# Task instructions
Take each line that has the word "throttle" and return it.

A run of records:
----------

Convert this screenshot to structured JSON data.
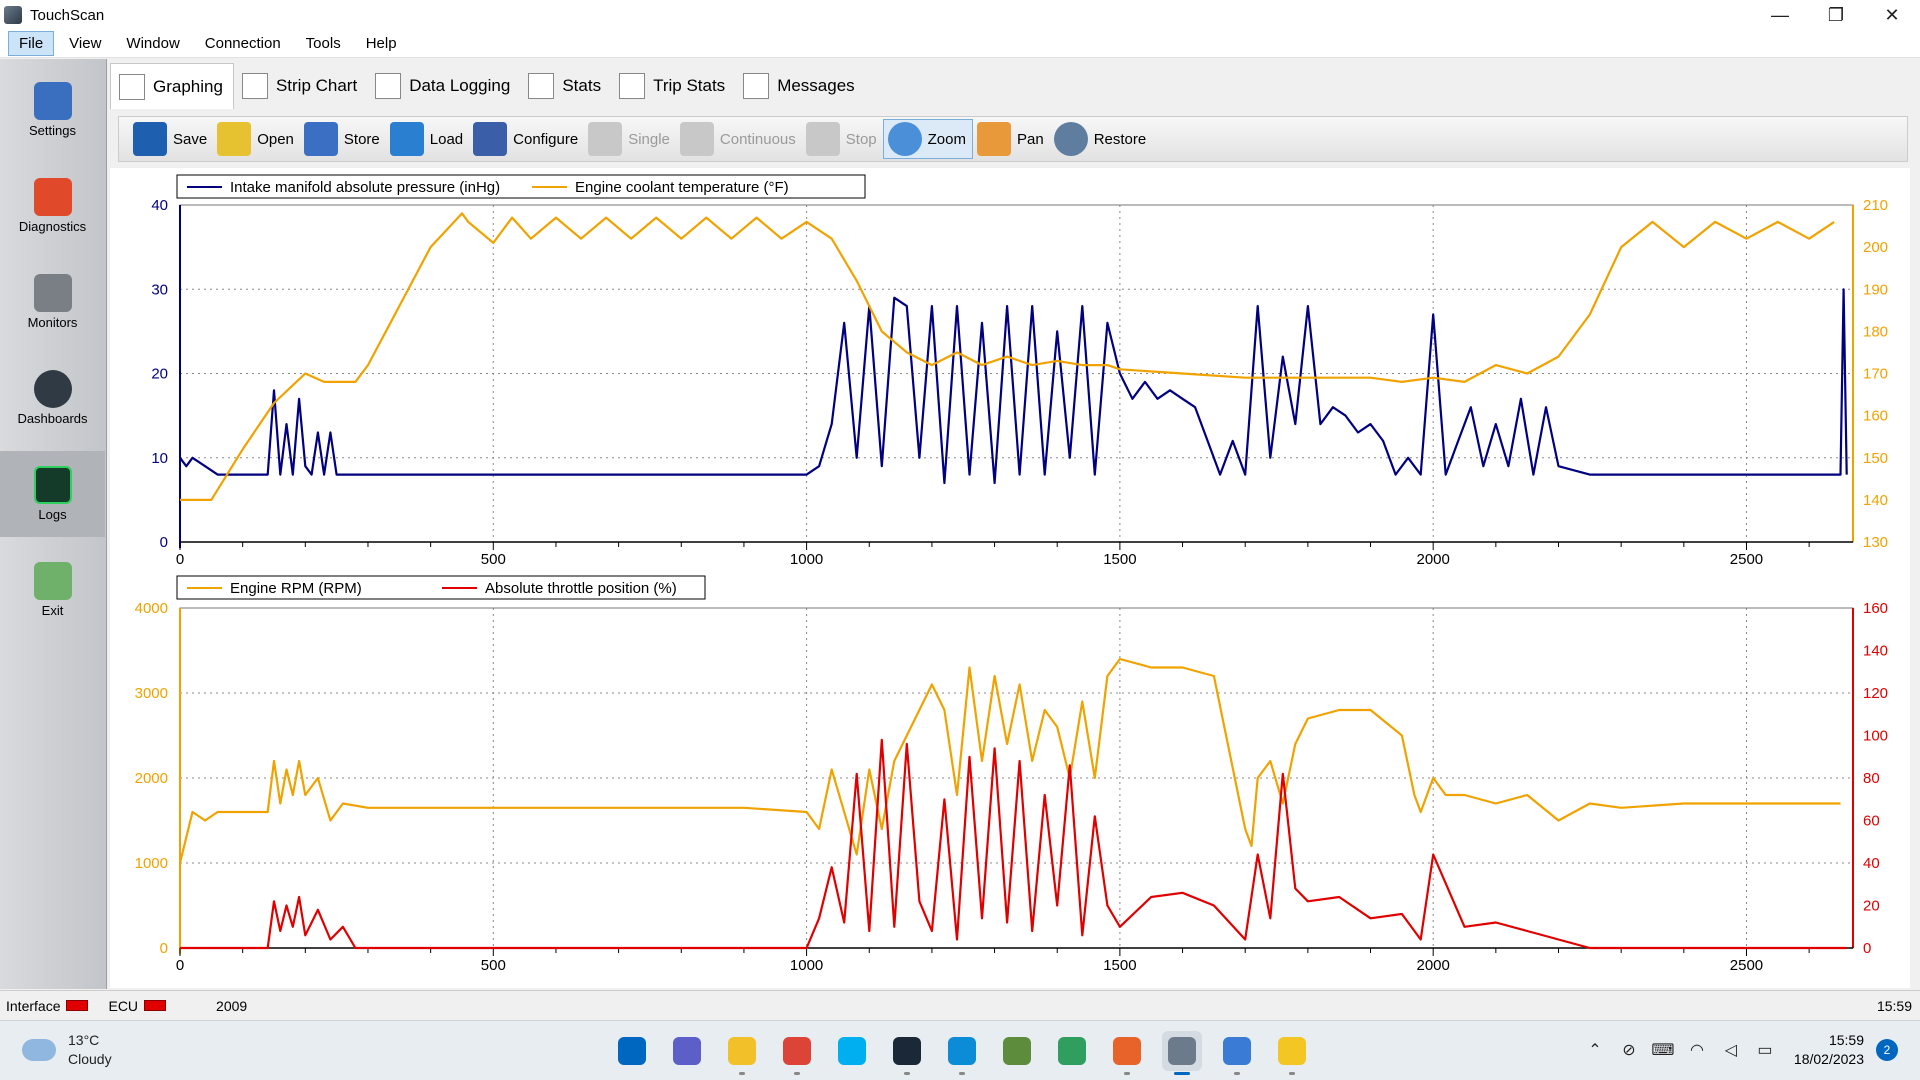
{
  "window": {
    "title": "TouchScan",
    "minimize": "—",
    "restore": "❐",
    "close": "✕"
  },
  "menu": [
    "File",
    "View",
    "Window",
    "Connection",
    "Tools",
    "Help"
  ],
  "nav": [
    {
      "label": "Settings",
      "icon": "checklist-icon"
    },
    {
      "label": "Diagnostics",
      "icon": "car-icon"
    },
    {
      "label": "Monitors",
      "icon": "gauge-icon"
    },
    {
      "label": "Dashboards",
      "icon": "dashboard-icon"
    },
    {
      "label": "Logs",
      "icon": "waveform-icon"
    },
    {
      "label": "Exit",
      "icon": "exit-icon"
    }
  ],
  "tabs": [
    "Graphing",
    "Strip Chart",
    "Data Logging",
    "Stats",
    "Trip Stats",
    "Messages"
  ],
  "toolbar": [
    {
      "label": "Save",
      "icon": "floppy-icon",
      "color": "#1f5fb0"
    },
    {
      "label": "Open",
      "icon": "folder-icon",
      "color": "#e6c230"
    },
    {
      "label": "Store",
      "icon": "store-icon",
      "color": "#3b6fc4"
    },
    {
      "label": "Load",
      "icon": "load-icon",
      "color": "#2a7fd0"
    },
    {
      "label": "Configure",
      "icon": "configure-icon",
      "color": "#3a5ea8"
    },
    {
      "label": "Single",
      "icon": "single-icon",
      "color": "#c8c8c8"
    },
    {
      "label": "Continuous",
      "icon": "continuous-icon",
      "color": "#c8c8c8"
    },
    {
      "label": "Stop",
      "icon": "stop-icon",
      "color": "#c8c8c8"
    },
    {
      "label": "Zoom",
      "icon": "zoom-icon",
      "color": "#4a8fd8"
    },
    {
      "label": "Pan",
      "icon": "hand-icon",
      "color": "#e89a3a"
    },
    {
      "label": "Restore",
      "icon": "restore-icon",
      "color": "#5f7d9e"
    }
  ],
  "chart_data": [
    {
      "type": "line",
      "legend": [
        "Intake manifold absolute pressure (inHg)",
        "Engine coolant temperature (°F)"
      ],
      "xlim": [
        0,
        2670
      ],
      "x_ticks": [
        0,
        500,
        1000,
        1500,
        2000,
        2500
      ],
      "y_left": {
        "range": [
          0,
          40
        ],
        "ticks": [
          0,
          10,
          20,
          30,
          40
        ]
      },
      "y_right": {
        "range": [
          130,
          210
        ],
        "ticks": [
          130,
          140,
          150,
          160,
          170,
          180,
          190,
          200,
          210
        ]
      },
      "grid": true,
      "series": [
        {
          "name": "Intake manifold absolute pressure (inHg)",
          "axis": "left",
          "color": "#000080",
          "x": [
            0,
            10,
            20,
            40,
            60,
            80,
            100,
            120,
            140,
            150,
            160,
            170,
            180,
            190,
            200,
            210,
            220,
            230,
            240,
            250,
            260,
            280,
            300,
            400,
            500,
            600,
            700,
            800,
            900,
            980,
            1000,
            1020,
            1040,
            1060,
            1080,
            1100,
            1120,
            1140,
            1160,
            1180,
            1200,
            1220,
            1240,
            1260,
            1280,
            1300,
            1320,
            1340,
            1360,
            1380,
            1400,
            1420,
            1440,
            1460,
            1480,
            1500,
            1520,
            1540,
            1560,
            1580,
            1600,
            1620,
            1640,
            1660,
            1680,
            1700,
            1720,
            1740,
            1760,
            1780,
            1800,
            1820,
            1840,
            1860,
            1880,
            1900,
            1920,
            1940,
            1960,
            1980,
            2000,
            2020,
            2040,
            2060,
            2080,
            2100,
            2120,
            2140,
            2160,
            2180,
            2200,
            2250,
            2300,
            2400,
            2500,
            2600,
            2640,
            2650,
            2655,
            2660
          ],
          "y": [
            10,
            9,
            10,
            9,
            8,
            8,
            8,
            8,
            8,
            18,
            8,
            14,
            8,
            17,
            9,
            8,
            13,
            8,
            13,
            8,
            8,
            8,
            8,
            8,
            8,
            8,
            8,
            8,
            8,
            8,
            8,
            9,
            14,
            26,
            10,
            28,
            9,
            29,
            28,
            10,
            28,
            7,
            28,
            8,
            26,
            7,
            28,
            8,
            28,
            8,
            25,
            10,
            28,
            8,
            26,
            20,
            17,
            19,
            17,
            18,
            17,
            16,
            12,
            8,
            12,
            8,
            28,
            10,
            22,
            14,
            28,
            14,
            16,
            15,
            13,
            14,
            12,
            8,
            10,
            8,
            27,
            8,
            12,
            16,
            9,
            14,
            9,
            17,
            8,
            16,
            9,
            8,
            8,
            8,
            8,
            8,
            8,
            8,
            30,
            8
          ]
        },
        {
          "name": "Engine coolant temperature (°F)",
          "axis": "right",
          "color": "#f0a300",
          "x": [
            0,
            50,
            100,
            150,
            200,
            230,
            280,
            300,
            350,
            400,
            450,
            460,
            500,
            530,
            560,
            600,
            640,
            680,
            720,
            760,
            800,
            840,
            880,
            920,
            960,
            1000,
            1040,
            1080,
            1120,
            1160,
            1200,
            1240,
            1280,
            1320,
            1360,
            1400,
            1440,
            1480,
            1500,
            1600,
            1700,
            1750,
            1800,
            1900,
            1950,
            2000,
            2050,
            2100,
            2150,
            2200,
            2250,
            2300,
            2350,
            2400,
            2450,
            2500,
            2550,
            2600,
            2640
          ],
          "y": [
            140,
            140,
            152,
            163,
            170,
            168,
            168,
            172,
            186,
            200,
            208,
            206,
            201,
            207,
            202,
            207,
            202,
            207,
            202,
            207,
            202,
            207,
            202,
            207,
            202,
            206,
            202,
            192,
            180,
            175,
            172,
            175,
            172,
            174,
            172,
            173,
            172,
            172,
            171,
            170,
            169,
            169,
            169,
            169,
            168,
            169,
            168,
            172,
            170,
            174,
            184,
            200,
            206,
            200,
            206,
            202,
            206,
            202,
            206
          ]
        }
      ]
    },
    {
      "type": "line",
      "legend": [
        "Engine RPM (RPM)",
        "Absolute throttle position (%)"
      ],
      "xlim": [
        0,
        2670
      ],
      "x_ticks": [
        0,
        500,
        1000,
        1500,
        2000,
        2500
      ],
      "y_left": {
        "range": [
          0,
          4000
        ],
        "ticks": [
          0,
          1000,
          2000,
          3000,
          4000
        ]
      },
      "y_right": {
        "range": [
          0,
          160
        ],
        "ticks": [
          0,
          20,
          40,
          60,
          80,
          100,
          120,
          140,
          160
        ]
      },
      "grid": true,
      "series": [
        {
          "name": "Engine RPM (RPM)",
          "axis": "left",
          "color": "#f0a300",
          "x": [
            0,
            20,
            40,
            60,
            80,
            100,
            140,
            150,
            160,
            170,
            180,
            190,
            200,
            220,
            240,
            260,
            300,
            400,
            500,
            600,
            700,
            800,
            900,
            1000,
            1020,
            1040,
            1060,
            1080,
            1100,
            1120,
            1140,
            1160,
            1180,
            1200,
            1220,
            1240,
            1260,
            1280,
            1300,
            1320,
            1340,
            1360,
            1380,
            1400,
            1420,
            1440,
            1460,
            1480,
            1500,
            1550,
            1600,
            1650,
            1700,
            1710,
            1720,
            1740,
            1760,
            1780,
            1800,
            1850,
            1900,
            1950,
            1970,
            1980,
            2000,
            2020,
            2050,
            2100,
            2150,
            2200,
            2250,
            2300,
            2400,
            2500,
            2600,
            2640,
            2650
          ],
          "y": [
            1000,
            1600,
            1500,
            1600,
            1600,
            1600,
            1600,
            2200,
            1700,
            2100,
            1800,
            2200,
            1800,
            2000,
            1500,
            1700,
            1650,
            1650,
            1650,
            1650,
            1650,
            1650,
            1650,
            1600,
            1400,
            2100,
            1600,
            1100,
            2100,
            1400,
            2200,
            2500,
            2800,
            3100,
            2800,
            1800,
            3300,
            2200,
            3200,
            2400,
            3100,
            2200,
            2800,
            2600,
            2000,
            2900,
            2000,
            3200,
            3400,
            3300,
            3300,
            3200,
            1400,
            1200,
            2000,
            2200,
            1700,
            2400,
            2700,
            2800,
            2800,
            2500,
            1800,
            1600,
            2000,
            1800,
            1800,
            1700,
            1800,
            1500,
            1700,
            1650,
            1700,
            1700,
            1700,
            1700,
            1700
          ]
        },
        {
          "name": "Absolute throttle position (%)",
          "axis": "right",
          "color": "#e00000",
          "x": [
            0,
            140,
            150,
            160,
            170,
            180,
            190,
            200,
            220,
            240,
            260,
            280,
            1000,
            1020,
            1040,
            1060,
            1080,
            1100,
            1120,
            1140,
            1160,
            1180,
            1200,
            1220,
            1240,
            1260,
            1280,
            1300,
            1320,
            1340,
            1360,
            1380,
            1400,
            1420,
            1440,
            1460,
            1480,
            1500,
            1550,
            1600,
            1650,
            1700,
            1720,
            1740,
            1760,
            1780,
            1800,
            1850,
            1900,
            1950,
            1980,
            2000,
            2050,
            2100,
            2150,
            2200,
            2250,
            2300,
            2660
          ],
          "y": [
            0,
            0,
            22,
            8,
            20,
            10,
            24,
            6,
            18,
            4,
            10,
            0,
            0,
            14,
            38,
            12,
            82,
            8,
            98,
            10,
            96,
            22,
            8,
            70,
            4,
            90,
            14,
            94,
            12,
            88,
            8,
            72,
            20,
            86,
            6,
            62,
            20,
            10,
            24,
            26,
            20,
            4,
            44,
            14,
            82,
            28,
            22,
            24,
            14,
            16,
            4,
            44,
            10,
            12,
            8,
            4,
            0,
            0,
            0
          ]
        }
      ]
    }
  ],
  "status": {
    "interface_label": "Interface",
    "ecu_label": "ECU",
    "year": "2009",
    "time": "15:59"
  },
  "taskbar": {
    "weather_temp": "13°C",
    "weather_desc": "Cloudy",
    "apps": [
      {
        "name": "start-icon",
        "color": "#0067c0"
      },
      {
        "name": "teams-icon",
        "color": "#5b5fc7"
      },
      {
        "name": "explorer-icon",
        "color": "#f2c029"
      },
      {
        "name": "chrome-icon",
        "color": "#db4437"
      },
      {
        "name": "skype-icon",
        "color": "#00aff0"
      },
      {
        "name": "steam-icon",
        "color": "#1b2838"
      },
      {
        "name": "edge-icon",
        "color": "#0c8bd6"
      },
      {
        "name": "minecraft-icon",
        "color": "#5d8c3c"
      },
      {
        "name": "edge-dev-icon",
        "color": "#2f9e5f"
      },
      {
        "name": "app-orange-icon",
        "color": "#e8632a"
      },
      {
        "name": "touchscan-icon",
        "color": "#6b7b8c"
      },
      {
        "name": "notepad-icon",
        "color": "#3a7bd5"
      },
      {
        "name": "sticky-icon",
        "color": "#f3c623"
      }
    ],
    "clock_time": "15:59",
    "clock_date": "18/02/2023",
    "notifications": "2"
  }
}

----------

# Response below
        "Absolute throttle position (%)"
          "name": "Absolute throttle position (%)",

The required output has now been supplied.